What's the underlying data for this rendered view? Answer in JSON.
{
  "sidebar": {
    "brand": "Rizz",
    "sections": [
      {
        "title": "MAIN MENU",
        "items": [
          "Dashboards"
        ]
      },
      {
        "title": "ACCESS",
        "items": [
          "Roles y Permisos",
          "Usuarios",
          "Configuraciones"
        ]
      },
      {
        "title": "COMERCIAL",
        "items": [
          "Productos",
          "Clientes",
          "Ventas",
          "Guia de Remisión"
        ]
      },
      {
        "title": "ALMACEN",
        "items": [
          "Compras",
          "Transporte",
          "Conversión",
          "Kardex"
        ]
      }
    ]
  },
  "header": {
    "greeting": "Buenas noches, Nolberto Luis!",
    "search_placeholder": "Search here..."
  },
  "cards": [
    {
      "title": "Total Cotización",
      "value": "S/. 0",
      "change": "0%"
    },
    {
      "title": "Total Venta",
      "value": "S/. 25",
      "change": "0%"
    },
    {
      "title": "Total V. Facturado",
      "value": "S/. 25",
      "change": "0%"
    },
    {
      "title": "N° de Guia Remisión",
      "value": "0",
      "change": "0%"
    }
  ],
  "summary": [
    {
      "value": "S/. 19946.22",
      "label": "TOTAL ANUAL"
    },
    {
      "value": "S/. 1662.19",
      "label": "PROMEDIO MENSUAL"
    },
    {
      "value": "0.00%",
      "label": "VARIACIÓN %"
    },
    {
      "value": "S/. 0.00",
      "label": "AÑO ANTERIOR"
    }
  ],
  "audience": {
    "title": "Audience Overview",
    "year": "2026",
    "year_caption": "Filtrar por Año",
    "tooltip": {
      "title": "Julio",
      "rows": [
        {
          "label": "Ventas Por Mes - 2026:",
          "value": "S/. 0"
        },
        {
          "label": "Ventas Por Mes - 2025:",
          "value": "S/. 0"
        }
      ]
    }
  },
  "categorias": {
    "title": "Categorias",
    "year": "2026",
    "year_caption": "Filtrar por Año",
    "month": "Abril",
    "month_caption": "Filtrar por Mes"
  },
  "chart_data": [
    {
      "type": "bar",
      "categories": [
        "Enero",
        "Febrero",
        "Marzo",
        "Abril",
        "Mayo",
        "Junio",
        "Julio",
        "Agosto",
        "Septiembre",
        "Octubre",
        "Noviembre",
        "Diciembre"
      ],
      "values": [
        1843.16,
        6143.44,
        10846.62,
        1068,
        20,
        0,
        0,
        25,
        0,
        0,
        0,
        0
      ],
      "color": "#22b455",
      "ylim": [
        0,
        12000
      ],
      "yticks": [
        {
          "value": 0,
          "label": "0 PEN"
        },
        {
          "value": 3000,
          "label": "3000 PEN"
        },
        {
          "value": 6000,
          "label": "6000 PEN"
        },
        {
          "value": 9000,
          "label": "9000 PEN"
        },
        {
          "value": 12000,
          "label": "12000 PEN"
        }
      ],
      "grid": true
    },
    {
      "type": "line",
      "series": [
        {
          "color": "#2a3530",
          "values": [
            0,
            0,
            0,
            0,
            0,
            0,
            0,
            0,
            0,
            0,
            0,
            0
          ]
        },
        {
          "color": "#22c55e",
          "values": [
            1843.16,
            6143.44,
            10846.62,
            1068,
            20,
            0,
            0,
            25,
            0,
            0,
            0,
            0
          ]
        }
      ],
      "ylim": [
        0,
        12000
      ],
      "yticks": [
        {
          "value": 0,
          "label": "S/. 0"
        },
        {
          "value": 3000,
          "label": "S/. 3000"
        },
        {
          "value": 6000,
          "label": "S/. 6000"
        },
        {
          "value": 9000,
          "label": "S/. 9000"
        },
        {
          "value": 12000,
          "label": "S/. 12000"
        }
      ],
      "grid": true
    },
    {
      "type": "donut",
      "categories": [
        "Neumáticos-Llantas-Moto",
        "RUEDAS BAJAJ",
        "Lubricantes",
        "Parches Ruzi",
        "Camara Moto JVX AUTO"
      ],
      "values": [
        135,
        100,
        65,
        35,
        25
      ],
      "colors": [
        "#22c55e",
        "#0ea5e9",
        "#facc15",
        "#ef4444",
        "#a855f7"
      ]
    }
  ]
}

-*-

▸ Exercise instructions
Look through the listing above and count the lines where the string "title" appears. Report the number only.

▸ Completed task
11